*Provided material:*

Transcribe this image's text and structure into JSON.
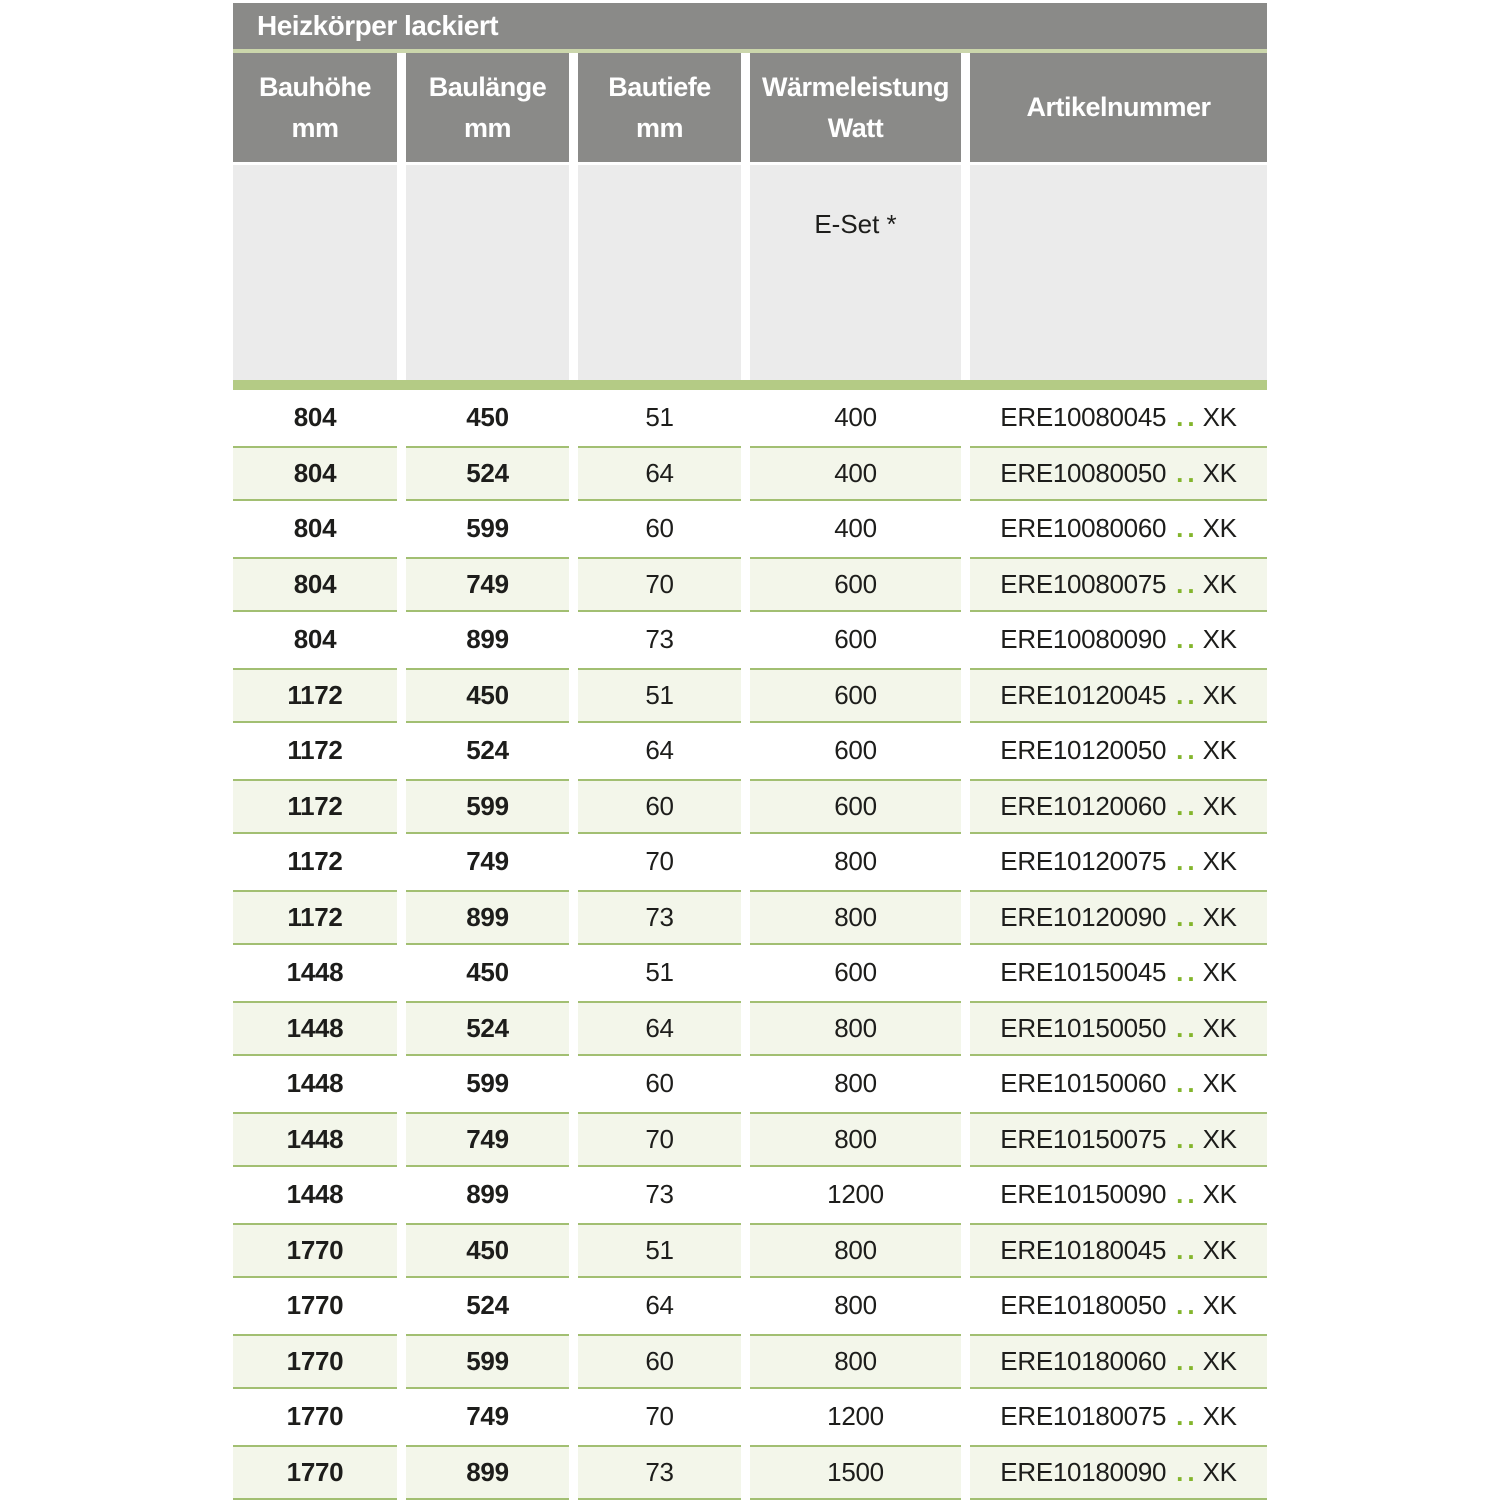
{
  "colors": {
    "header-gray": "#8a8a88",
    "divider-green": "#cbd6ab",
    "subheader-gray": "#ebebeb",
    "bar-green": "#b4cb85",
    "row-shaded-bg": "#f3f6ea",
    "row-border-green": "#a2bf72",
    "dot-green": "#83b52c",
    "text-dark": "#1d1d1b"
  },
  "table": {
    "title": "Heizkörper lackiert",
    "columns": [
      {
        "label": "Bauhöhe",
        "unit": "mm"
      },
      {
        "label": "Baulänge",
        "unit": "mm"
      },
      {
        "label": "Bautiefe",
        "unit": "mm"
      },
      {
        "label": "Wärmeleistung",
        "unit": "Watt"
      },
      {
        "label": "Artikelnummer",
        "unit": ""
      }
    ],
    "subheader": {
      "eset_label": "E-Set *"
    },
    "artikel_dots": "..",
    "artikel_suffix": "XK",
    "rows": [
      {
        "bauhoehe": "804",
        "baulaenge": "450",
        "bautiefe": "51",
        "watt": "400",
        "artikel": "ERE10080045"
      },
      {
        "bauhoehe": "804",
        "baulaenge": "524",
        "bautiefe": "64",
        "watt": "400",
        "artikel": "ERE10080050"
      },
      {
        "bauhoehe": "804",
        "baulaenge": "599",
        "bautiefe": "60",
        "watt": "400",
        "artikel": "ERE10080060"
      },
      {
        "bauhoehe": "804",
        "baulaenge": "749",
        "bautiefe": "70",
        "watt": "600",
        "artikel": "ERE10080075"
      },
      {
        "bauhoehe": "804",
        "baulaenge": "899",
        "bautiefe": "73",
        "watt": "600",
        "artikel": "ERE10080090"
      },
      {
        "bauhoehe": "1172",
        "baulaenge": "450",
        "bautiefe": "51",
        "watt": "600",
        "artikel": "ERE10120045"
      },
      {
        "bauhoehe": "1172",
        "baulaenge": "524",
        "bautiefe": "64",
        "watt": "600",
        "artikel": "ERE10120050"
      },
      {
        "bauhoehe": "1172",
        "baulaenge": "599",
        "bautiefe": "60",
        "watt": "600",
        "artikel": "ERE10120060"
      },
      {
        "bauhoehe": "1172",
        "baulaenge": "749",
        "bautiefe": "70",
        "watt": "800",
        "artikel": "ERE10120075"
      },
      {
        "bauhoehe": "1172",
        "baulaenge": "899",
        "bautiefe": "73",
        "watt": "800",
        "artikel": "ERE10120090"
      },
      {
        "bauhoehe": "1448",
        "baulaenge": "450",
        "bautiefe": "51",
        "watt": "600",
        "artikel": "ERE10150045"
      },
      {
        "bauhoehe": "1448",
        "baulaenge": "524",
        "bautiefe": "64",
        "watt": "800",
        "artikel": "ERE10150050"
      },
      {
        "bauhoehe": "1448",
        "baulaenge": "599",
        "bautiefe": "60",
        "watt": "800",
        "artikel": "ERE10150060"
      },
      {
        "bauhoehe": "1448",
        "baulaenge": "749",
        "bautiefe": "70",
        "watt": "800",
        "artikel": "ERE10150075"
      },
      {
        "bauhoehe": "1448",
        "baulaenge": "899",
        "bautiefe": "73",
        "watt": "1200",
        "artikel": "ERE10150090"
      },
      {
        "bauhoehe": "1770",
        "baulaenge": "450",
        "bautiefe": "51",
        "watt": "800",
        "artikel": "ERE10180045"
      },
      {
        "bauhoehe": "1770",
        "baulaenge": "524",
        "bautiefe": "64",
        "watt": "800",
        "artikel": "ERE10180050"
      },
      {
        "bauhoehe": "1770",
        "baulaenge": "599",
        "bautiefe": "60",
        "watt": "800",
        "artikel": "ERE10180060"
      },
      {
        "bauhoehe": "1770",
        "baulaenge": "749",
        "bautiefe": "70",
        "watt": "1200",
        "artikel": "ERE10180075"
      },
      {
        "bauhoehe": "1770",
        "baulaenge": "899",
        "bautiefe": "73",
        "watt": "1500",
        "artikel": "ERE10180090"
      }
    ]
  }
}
--
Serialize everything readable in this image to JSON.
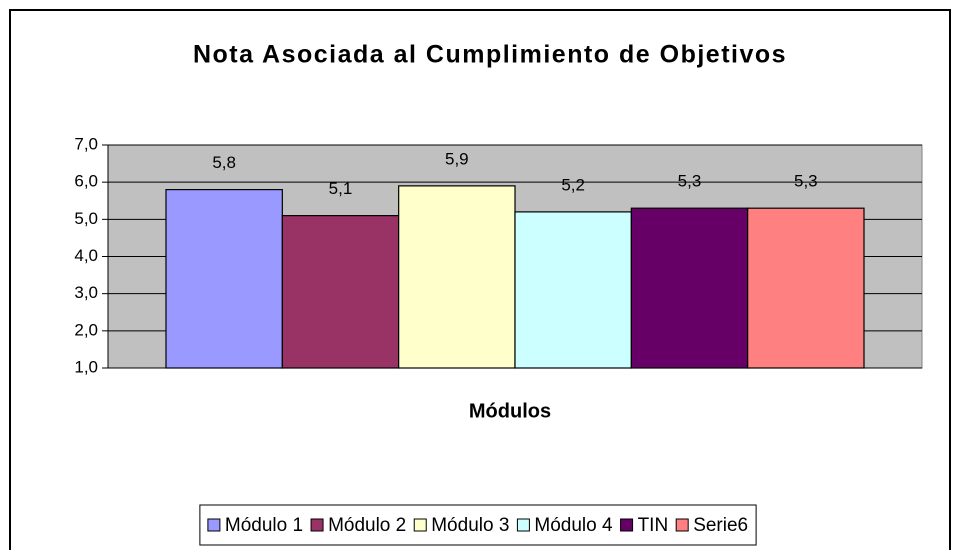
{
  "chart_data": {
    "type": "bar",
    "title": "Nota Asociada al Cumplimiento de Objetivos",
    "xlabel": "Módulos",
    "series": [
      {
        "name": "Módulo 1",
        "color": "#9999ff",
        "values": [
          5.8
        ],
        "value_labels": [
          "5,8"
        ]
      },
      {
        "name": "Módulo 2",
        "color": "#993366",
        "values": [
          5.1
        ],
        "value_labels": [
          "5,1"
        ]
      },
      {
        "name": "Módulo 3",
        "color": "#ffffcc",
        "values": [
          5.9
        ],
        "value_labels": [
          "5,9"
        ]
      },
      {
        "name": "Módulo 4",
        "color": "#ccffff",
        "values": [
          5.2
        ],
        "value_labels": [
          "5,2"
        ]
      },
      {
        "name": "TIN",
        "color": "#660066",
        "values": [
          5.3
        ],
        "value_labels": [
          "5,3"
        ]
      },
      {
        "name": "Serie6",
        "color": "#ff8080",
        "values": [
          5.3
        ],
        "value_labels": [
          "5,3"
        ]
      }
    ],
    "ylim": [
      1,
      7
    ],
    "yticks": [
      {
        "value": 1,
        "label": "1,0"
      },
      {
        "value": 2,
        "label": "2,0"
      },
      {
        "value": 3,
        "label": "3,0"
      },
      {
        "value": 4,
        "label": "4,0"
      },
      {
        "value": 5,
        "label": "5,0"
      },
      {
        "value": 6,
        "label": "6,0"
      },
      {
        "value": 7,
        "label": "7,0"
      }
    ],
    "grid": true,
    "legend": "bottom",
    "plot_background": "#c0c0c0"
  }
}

*What to produce:*
Look for the word "title" in every line of the listing and copy the lines that have it.

*Exercise response:*
    "title": "Heizkörper lackiert",
    "title": "Nota Asociada al Cumplimiento de Objetivos",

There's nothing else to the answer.